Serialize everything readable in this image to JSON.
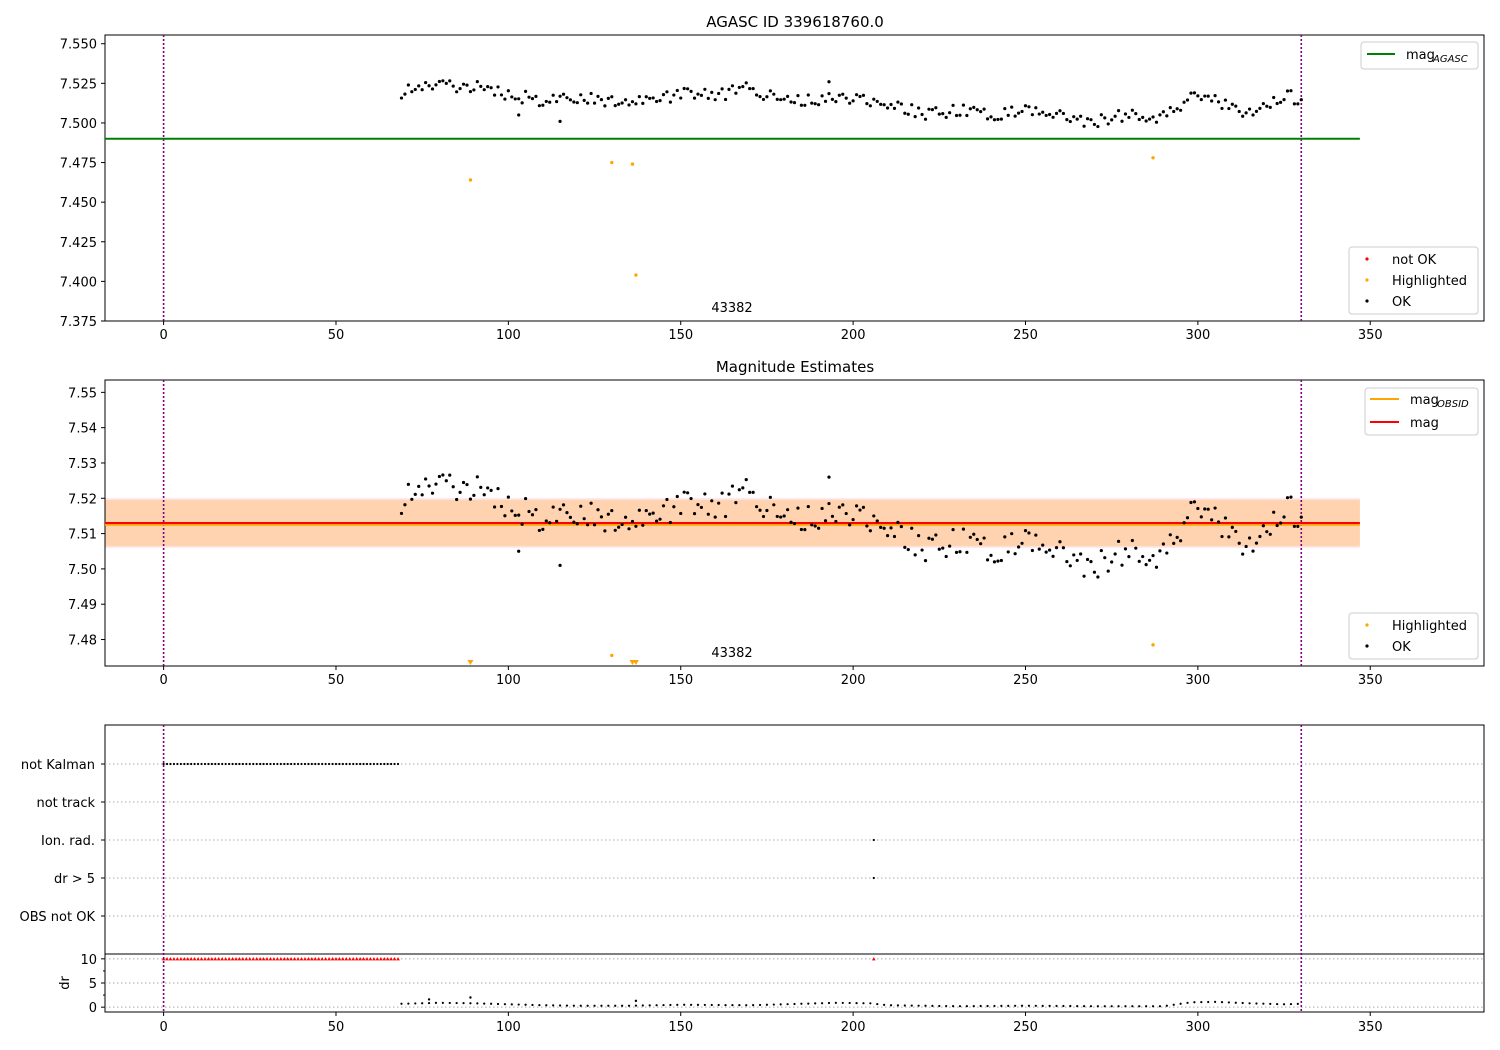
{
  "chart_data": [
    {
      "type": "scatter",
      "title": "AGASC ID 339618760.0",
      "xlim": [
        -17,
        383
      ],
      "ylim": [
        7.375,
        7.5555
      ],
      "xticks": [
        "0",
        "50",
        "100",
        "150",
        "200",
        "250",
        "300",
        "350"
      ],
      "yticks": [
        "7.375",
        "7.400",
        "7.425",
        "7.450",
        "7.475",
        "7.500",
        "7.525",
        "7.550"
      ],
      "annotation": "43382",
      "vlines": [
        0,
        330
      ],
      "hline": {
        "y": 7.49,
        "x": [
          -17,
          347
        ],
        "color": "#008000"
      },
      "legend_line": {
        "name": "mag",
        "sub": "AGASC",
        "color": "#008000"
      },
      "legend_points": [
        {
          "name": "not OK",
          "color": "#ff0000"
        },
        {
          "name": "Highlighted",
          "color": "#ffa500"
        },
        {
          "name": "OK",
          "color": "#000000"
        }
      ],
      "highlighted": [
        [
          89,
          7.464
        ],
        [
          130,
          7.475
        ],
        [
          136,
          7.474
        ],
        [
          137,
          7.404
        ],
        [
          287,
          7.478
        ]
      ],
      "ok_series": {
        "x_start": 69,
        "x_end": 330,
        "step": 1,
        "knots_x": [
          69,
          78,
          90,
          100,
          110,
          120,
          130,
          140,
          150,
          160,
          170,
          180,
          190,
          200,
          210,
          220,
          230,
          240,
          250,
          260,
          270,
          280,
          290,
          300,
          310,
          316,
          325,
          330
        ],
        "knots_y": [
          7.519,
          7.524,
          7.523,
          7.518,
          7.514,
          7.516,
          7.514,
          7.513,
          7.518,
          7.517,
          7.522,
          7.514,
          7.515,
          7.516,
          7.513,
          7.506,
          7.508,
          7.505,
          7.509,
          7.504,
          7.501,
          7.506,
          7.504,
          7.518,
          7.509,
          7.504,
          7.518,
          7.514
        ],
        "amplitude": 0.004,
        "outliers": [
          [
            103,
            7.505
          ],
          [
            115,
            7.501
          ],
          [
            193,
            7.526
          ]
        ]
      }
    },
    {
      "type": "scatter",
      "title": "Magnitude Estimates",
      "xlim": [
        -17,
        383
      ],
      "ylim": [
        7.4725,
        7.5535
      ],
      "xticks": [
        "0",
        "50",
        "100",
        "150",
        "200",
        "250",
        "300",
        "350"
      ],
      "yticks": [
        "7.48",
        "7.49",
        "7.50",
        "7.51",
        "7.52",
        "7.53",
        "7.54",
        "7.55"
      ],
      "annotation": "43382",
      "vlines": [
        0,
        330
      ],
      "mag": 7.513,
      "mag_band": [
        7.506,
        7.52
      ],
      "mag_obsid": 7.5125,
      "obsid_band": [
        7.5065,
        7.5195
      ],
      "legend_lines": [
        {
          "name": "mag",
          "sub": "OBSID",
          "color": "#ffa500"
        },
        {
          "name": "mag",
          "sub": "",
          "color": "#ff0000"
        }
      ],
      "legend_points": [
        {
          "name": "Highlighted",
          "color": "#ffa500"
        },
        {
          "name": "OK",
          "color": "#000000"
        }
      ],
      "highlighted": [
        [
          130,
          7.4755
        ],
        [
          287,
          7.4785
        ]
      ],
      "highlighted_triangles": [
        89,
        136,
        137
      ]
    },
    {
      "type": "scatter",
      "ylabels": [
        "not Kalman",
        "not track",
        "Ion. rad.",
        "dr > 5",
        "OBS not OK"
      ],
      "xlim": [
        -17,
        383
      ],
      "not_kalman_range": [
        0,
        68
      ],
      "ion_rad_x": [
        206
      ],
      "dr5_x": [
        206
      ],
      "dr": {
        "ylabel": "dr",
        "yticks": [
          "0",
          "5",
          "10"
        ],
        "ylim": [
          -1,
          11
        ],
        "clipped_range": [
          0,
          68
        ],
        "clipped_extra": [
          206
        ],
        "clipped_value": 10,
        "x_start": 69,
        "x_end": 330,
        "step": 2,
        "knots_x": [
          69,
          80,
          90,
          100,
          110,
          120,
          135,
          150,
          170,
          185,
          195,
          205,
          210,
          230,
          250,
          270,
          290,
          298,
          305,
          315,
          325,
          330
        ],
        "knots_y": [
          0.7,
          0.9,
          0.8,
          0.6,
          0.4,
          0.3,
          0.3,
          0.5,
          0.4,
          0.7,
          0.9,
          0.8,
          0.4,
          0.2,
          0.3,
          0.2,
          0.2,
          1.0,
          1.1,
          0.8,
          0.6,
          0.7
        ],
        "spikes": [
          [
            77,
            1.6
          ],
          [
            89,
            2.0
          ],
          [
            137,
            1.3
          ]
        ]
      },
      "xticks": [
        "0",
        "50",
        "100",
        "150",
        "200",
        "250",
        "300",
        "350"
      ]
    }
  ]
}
━━━━━━━━
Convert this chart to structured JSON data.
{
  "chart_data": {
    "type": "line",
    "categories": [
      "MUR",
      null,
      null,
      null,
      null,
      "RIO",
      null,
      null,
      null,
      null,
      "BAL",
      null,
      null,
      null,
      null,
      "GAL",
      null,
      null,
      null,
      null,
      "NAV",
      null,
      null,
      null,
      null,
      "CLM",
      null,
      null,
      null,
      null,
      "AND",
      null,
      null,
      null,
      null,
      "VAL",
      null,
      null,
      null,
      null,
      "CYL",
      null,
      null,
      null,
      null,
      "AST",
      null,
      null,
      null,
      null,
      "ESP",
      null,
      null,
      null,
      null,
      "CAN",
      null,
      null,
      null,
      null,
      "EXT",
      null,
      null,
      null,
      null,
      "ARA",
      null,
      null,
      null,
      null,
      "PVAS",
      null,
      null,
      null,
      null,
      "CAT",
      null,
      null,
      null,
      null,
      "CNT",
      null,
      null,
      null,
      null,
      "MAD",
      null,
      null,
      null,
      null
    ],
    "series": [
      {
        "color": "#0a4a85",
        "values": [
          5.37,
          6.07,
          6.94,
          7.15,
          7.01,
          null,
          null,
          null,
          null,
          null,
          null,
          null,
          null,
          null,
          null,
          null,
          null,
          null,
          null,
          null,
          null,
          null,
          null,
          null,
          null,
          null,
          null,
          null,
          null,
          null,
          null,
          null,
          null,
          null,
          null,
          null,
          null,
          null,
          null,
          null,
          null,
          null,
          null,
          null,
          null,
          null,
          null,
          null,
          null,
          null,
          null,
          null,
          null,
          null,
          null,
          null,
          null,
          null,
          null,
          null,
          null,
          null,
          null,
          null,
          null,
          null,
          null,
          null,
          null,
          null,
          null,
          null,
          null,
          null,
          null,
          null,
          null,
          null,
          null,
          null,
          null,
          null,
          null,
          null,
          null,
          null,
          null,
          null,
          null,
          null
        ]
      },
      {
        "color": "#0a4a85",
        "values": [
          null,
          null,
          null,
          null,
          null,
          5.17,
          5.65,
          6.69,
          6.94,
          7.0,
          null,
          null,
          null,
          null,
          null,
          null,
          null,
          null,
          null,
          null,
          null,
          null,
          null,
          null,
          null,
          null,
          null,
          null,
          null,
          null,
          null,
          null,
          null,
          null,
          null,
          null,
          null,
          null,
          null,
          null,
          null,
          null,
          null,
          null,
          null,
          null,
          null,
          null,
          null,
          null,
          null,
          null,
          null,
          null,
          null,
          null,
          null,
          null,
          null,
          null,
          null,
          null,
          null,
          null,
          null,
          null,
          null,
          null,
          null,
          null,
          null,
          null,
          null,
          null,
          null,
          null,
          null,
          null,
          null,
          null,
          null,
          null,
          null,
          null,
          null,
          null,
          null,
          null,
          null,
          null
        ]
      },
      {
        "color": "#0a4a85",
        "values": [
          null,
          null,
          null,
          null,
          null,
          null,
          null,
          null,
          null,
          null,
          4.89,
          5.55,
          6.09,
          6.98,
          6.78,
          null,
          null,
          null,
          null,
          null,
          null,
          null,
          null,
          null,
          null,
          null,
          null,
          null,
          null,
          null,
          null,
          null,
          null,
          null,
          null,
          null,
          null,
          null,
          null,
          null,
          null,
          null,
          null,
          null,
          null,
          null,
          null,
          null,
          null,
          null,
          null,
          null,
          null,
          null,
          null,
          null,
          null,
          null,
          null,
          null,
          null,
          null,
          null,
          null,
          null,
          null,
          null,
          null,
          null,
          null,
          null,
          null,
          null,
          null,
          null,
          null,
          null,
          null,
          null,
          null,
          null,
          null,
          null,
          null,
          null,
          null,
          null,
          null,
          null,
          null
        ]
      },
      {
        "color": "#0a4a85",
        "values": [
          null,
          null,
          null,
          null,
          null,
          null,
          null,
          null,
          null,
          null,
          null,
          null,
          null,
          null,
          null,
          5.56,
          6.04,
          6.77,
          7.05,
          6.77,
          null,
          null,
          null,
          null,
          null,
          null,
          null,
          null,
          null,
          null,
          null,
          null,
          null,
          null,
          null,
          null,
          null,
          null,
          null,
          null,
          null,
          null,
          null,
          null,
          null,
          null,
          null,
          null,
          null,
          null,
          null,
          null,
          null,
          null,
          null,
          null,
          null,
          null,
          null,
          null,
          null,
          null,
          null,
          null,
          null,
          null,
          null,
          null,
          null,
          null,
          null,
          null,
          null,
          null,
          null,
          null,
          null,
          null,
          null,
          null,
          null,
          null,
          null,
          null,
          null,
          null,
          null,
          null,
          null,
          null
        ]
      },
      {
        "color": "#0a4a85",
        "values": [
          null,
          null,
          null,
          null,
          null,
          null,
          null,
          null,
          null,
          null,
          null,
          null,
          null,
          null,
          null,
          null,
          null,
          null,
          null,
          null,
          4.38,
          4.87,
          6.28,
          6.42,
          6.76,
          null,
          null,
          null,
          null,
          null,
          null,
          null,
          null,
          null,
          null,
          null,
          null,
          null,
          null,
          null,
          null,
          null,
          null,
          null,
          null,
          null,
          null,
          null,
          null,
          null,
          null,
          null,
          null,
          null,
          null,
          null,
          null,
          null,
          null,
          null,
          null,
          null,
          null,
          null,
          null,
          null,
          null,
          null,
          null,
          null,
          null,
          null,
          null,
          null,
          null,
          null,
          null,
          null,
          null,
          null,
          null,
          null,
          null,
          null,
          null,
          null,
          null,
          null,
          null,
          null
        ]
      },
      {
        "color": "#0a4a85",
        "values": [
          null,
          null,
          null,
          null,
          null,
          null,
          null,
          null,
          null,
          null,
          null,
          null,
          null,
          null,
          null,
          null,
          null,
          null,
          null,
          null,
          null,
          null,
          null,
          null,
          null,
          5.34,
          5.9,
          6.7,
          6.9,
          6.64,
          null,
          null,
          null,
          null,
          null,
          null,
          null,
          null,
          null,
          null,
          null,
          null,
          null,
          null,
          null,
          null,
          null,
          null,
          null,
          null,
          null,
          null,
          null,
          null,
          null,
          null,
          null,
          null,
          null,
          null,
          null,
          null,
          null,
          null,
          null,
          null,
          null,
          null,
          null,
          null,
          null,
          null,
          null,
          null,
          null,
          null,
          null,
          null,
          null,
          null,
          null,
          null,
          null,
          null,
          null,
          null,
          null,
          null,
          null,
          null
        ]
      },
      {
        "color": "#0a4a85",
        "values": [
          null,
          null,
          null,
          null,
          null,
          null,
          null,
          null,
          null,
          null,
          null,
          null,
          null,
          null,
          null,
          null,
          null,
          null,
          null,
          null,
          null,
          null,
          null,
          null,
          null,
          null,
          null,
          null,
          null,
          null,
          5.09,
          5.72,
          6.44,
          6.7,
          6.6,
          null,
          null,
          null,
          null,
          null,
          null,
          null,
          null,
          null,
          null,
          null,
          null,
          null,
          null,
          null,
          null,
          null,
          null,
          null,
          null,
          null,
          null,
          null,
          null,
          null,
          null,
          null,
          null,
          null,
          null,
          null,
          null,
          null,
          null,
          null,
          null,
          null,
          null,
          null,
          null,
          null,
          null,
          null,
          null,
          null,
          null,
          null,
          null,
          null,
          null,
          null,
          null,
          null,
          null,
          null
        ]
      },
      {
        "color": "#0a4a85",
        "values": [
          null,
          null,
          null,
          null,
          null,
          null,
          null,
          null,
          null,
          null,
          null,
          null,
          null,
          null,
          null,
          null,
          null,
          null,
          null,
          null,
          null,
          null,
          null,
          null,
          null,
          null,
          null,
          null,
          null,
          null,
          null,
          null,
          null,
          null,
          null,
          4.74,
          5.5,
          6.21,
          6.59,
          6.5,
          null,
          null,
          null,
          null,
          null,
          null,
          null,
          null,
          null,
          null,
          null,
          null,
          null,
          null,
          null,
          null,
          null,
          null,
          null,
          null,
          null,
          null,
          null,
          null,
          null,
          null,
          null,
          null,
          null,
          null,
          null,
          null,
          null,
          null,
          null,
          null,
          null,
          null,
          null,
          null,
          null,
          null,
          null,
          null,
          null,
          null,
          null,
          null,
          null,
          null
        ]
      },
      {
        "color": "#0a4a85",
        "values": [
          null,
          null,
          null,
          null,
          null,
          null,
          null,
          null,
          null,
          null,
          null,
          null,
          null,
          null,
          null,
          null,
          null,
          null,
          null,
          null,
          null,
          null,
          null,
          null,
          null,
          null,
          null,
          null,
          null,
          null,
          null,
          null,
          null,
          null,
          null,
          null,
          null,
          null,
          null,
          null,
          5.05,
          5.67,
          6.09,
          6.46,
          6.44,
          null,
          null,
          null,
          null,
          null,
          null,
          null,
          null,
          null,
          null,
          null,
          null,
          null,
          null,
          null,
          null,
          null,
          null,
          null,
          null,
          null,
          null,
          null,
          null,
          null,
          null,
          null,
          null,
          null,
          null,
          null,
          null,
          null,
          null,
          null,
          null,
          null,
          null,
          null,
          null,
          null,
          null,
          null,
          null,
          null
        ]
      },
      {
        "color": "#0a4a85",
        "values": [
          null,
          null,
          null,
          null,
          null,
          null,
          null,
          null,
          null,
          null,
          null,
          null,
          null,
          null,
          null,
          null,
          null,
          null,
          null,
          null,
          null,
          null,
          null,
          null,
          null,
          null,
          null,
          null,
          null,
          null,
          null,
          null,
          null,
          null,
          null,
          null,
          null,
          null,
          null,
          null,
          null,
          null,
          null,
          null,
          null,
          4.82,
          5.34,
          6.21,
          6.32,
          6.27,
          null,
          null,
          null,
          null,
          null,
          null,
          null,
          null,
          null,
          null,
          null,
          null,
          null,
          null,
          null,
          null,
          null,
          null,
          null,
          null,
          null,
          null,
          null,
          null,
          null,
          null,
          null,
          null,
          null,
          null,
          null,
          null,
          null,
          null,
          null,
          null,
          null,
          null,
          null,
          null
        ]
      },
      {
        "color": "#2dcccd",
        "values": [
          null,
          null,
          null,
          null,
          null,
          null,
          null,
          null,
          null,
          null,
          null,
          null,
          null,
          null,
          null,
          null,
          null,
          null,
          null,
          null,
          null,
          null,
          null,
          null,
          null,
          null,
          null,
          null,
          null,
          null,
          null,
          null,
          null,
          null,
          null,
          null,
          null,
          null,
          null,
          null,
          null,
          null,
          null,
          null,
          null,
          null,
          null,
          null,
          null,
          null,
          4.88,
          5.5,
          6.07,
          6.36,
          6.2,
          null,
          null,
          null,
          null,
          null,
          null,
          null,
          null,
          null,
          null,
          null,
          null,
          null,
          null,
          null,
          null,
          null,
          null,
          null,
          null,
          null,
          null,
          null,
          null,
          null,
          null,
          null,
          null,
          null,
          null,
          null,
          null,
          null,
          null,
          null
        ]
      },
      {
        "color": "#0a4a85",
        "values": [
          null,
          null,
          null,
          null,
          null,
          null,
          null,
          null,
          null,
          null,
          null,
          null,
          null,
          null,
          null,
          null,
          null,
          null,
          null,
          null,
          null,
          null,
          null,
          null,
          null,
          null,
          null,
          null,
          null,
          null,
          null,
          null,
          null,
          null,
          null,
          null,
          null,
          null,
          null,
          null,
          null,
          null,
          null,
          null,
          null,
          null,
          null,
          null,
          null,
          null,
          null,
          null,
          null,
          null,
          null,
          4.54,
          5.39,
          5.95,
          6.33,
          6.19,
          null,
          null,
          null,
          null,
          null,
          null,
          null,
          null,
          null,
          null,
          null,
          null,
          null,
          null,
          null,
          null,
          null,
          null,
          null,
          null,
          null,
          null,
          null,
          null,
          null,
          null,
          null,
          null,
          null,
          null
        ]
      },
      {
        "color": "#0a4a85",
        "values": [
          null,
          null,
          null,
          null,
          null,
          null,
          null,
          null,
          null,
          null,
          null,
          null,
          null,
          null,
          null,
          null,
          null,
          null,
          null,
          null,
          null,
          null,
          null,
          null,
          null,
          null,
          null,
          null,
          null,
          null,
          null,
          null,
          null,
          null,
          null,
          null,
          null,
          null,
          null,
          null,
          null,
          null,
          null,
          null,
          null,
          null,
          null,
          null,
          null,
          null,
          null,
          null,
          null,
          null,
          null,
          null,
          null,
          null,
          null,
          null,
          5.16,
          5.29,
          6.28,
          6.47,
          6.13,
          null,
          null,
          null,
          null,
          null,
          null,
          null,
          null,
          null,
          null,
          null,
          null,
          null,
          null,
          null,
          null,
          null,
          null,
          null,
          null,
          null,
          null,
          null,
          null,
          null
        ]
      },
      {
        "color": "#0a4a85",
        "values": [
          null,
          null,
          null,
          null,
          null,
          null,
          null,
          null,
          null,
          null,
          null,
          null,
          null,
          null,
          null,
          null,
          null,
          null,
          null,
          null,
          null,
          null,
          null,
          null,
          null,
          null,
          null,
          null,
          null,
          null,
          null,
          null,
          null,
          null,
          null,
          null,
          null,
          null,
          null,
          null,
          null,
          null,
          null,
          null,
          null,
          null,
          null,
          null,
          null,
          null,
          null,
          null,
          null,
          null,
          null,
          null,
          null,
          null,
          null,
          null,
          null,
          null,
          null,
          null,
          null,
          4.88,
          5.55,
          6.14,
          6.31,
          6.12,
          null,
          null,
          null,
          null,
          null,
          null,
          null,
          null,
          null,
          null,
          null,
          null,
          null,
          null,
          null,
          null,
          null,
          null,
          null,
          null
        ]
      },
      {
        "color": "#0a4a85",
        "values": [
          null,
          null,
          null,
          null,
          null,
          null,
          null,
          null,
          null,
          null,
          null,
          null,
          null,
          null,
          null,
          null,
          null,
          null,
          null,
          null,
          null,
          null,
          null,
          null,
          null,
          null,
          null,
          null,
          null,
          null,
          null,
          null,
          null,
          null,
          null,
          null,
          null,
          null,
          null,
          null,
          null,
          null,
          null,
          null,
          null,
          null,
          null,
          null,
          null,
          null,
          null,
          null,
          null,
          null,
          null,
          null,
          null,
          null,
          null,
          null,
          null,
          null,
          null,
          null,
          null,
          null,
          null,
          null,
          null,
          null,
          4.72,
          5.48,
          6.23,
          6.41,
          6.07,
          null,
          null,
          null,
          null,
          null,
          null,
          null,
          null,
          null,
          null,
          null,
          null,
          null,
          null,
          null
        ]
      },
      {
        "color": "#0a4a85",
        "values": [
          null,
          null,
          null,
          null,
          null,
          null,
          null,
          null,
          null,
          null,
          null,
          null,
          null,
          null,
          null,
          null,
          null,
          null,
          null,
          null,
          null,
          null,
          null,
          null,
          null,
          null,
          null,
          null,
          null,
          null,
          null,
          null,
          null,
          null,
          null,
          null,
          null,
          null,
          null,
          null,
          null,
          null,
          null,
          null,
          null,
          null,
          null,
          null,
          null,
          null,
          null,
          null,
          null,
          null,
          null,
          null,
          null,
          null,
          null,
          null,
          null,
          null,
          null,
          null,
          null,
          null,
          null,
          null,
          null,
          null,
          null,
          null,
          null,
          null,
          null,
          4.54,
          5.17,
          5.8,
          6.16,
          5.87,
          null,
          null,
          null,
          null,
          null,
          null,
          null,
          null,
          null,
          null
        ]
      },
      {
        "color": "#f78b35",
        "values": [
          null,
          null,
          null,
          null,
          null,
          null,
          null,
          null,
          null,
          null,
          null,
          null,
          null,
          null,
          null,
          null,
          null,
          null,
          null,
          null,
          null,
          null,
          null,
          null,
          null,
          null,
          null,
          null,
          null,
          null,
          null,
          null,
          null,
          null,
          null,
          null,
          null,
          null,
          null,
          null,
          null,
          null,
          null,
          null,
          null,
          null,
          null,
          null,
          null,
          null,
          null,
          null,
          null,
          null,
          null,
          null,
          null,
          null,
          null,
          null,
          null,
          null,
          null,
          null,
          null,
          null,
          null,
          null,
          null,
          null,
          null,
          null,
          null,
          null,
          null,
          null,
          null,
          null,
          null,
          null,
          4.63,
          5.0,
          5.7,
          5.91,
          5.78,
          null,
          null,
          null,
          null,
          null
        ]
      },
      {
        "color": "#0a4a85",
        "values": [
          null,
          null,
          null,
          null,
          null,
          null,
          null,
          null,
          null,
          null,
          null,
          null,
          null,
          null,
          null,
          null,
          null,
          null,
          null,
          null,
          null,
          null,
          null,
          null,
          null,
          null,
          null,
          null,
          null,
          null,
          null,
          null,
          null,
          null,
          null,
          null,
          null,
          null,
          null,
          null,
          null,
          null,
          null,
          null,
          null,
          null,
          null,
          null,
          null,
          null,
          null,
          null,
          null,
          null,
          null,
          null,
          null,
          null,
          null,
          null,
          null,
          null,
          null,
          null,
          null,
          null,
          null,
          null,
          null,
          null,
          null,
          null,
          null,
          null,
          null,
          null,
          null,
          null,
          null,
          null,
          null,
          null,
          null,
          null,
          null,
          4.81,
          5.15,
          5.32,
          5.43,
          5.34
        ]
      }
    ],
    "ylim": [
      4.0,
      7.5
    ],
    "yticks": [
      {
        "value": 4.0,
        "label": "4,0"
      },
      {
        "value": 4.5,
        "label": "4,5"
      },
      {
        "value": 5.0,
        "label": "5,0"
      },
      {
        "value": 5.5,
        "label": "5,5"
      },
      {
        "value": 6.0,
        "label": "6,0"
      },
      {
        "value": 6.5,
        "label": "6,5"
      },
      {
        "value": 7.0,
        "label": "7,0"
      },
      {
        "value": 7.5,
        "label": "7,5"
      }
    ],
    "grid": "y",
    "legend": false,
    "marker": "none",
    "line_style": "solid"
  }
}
━━━━━━━━
● Objective
Pick out each line that holds the string "AGASC".

● Solution to this exercise
      "title": "AGASC ID 339618760.0",
        "sub": "AGASC",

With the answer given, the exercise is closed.